## [YOUR TASK]
Go through the listing below and gather every line with the word "Forensics".

## [RECORD SET]

---+---

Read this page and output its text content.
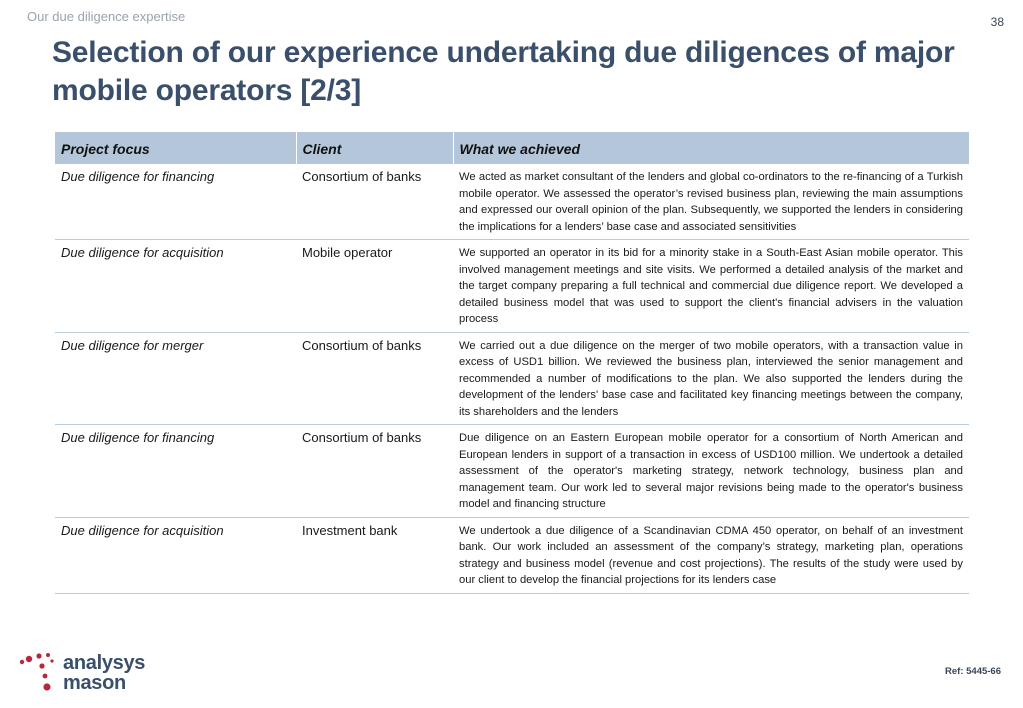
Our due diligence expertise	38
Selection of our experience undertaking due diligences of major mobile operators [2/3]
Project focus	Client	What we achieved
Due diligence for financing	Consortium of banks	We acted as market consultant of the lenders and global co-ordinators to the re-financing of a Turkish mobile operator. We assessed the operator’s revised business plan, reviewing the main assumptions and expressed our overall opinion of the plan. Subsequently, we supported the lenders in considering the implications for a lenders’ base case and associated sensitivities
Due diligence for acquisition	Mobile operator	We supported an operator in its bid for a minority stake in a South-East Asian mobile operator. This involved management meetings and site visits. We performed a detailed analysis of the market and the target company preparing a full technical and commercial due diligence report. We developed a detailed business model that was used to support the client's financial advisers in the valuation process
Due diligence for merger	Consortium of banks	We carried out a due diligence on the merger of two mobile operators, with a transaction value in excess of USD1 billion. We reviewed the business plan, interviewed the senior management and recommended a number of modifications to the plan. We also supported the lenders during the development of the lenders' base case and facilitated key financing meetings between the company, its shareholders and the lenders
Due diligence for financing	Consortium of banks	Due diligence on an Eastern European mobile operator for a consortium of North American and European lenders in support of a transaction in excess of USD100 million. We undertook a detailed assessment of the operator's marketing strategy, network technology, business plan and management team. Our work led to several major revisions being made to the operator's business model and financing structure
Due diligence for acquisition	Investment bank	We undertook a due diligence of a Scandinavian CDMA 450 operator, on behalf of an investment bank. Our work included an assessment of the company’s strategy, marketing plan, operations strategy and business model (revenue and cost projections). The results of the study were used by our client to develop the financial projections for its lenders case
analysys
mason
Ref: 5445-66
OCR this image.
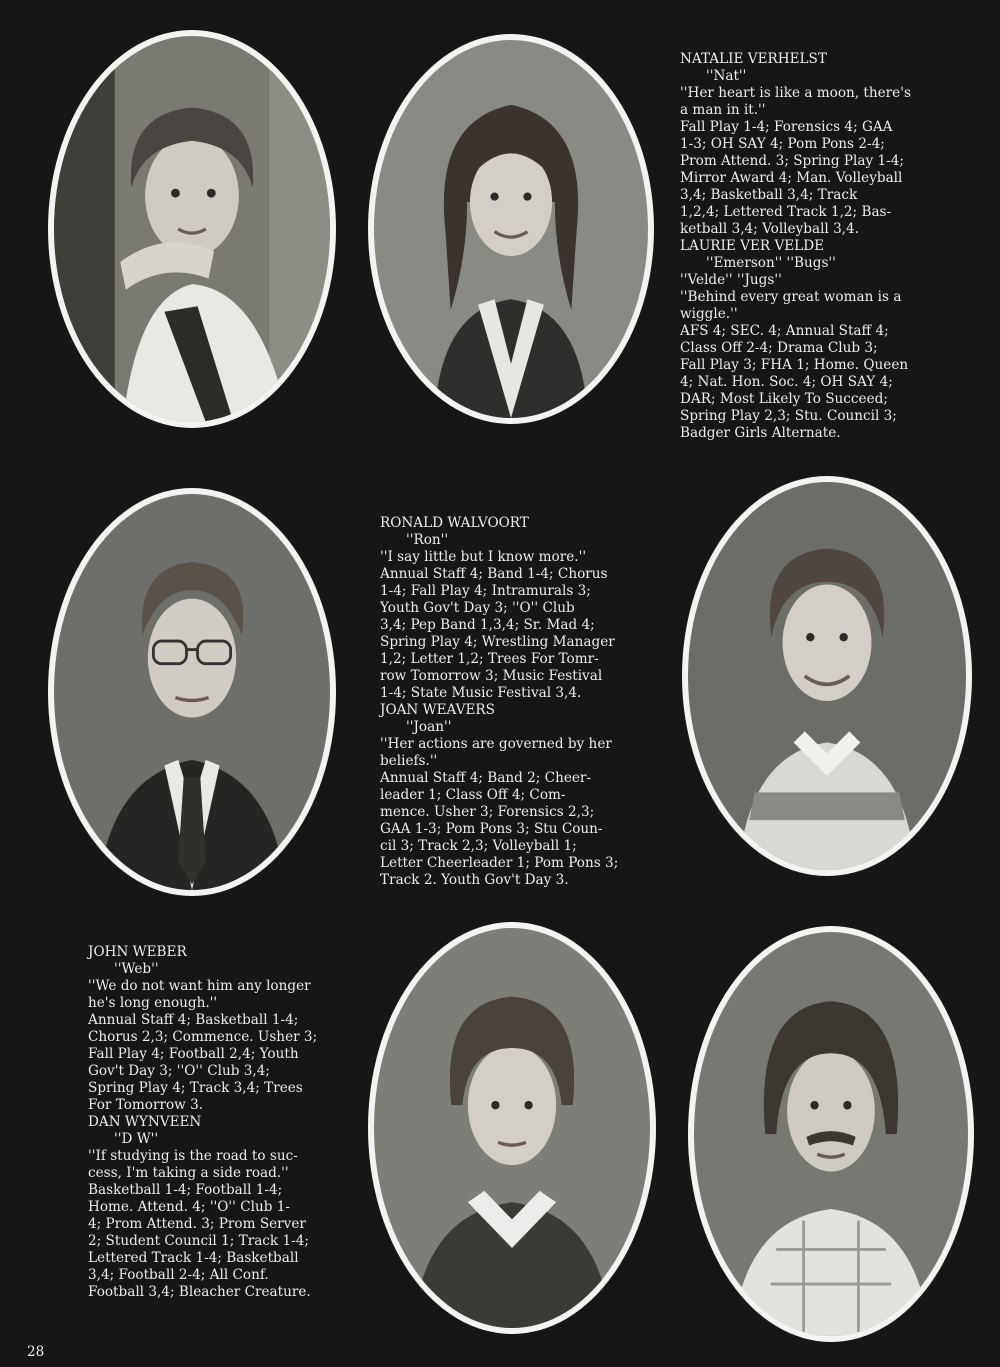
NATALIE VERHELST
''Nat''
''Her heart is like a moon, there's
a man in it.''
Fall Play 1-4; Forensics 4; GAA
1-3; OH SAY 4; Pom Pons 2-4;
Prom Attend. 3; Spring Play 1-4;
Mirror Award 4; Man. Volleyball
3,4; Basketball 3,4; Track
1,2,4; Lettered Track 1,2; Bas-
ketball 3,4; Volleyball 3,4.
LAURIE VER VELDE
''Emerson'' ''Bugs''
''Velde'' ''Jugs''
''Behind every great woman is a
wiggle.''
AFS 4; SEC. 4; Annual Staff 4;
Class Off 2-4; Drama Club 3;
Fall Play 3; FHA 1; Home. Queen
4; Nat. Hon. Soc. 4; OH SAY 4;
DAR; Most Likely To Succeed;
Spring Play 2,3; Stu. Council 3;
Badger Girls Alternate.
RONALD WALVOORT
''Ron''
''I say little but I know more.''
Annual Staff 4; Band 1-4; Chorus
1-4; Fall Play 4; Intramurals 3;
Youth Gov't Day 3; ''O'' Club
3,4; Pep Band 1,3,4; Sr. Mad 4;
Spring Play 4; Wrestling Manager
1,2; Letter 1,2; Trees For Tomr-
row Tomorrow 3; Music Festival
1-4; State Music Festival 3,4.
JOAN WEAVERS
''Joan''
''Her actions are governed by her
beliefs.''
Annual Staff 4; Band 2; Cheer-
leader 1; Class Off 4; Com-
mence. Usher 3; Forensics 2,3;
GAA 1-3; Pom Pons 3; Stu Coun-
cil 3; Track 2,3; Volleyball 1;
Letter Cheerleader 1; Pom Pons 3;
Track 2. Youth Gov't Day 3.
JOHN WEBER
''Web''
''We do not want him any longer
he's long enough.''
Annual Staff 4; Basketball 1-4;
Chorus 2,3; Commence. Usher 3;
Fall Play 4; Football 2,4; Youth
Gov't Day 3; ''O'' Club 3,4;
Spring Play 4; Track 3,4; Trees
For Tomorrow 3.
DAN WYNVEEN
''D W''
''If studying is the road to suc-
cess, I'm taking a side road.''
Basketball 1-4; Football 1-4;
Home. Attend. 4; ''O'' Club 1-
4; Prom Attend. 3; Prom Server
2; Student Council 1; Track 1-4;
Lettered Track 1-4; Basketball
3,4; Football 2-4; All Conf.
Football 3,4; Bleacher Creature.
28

---+---

## [ANSWER TO THIS EXERCISE]
Fall Play 1-4; Forensics 4; GAA
mence. Usher 3; Forensics 2,3;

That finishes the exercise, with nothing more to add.